__Job__
Transcribe every entry below word for word, but skip the pictures.

-- start Records supplied --

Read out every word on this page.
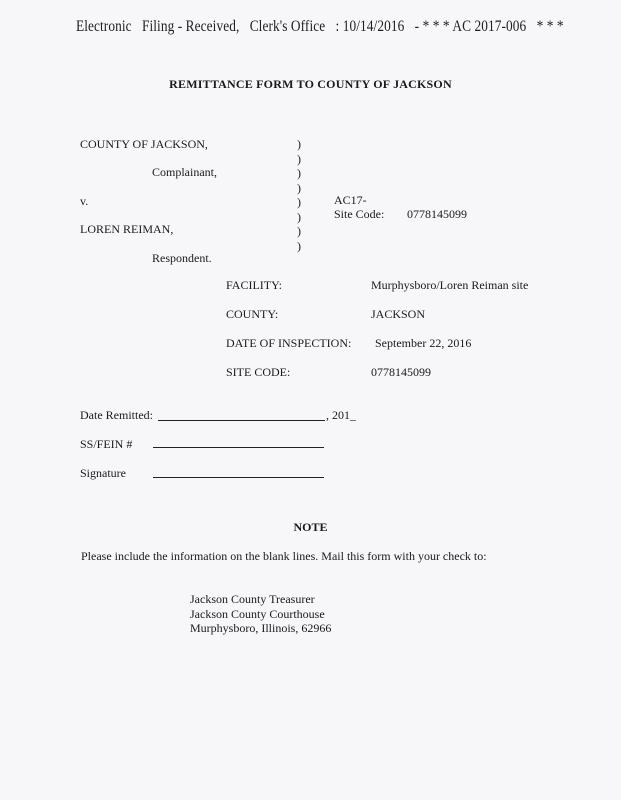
Electronic Filing - Received, Clerk's Office : 10/14/2016 - * * * AC 2017-006 * * *
REMITTANCE FORM TO COUNTY OF JACKSON
COUNTY OF JACKSON,
Complainant,
v.
LOREN REIMAN,
Respondent.
)
)
)
)
)
)
)
)
AC17-
Site Code: 0778145099
FACILITY:	Murphysboro/Loren Reiman site
COUNTY:	JACKSON
DATE OF INSPECTION: September 22, 2016
SITE CODE:	0778145099
Date Remitted:	, 201_
SS/FEIN #
Signature
NOTE
Please include the information on the blank lines. Mail this form with your check to:
Jackson County Treasurer
Jackson County Courthouse
Murphysboro, Illinois, 62966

-- end Records supplied --

__Reply to the task__
Read out every word on this page.
Electronic Filing - Received, Clerk's Office : 10/14/2016 - * * * AC 2017-006 * * *
REMITTANCE FORM TO COUNTY OF JACKSON
COUNTY OF JACKSON,
Complainant,
v.
LOREN REIMAN,
Respondent.
)
)
)
)
)
)
)
)
AC17-
Site Code: 0778145099
FACILITY:	Murphysboro/Loren Reiman site
COUNTY:	JACKSON
DATE OF INSPECTION: September 22, 2016
SITE CODE:	0778145099
Date Remitted:	, 201_
SS/FEIN #
Signature
NOTE
Please include the information on the blank lines. Mail this form with your check to:
Jackson County Treasurer
Jackson County Courthouse
Murphysboro, Illinois, 62966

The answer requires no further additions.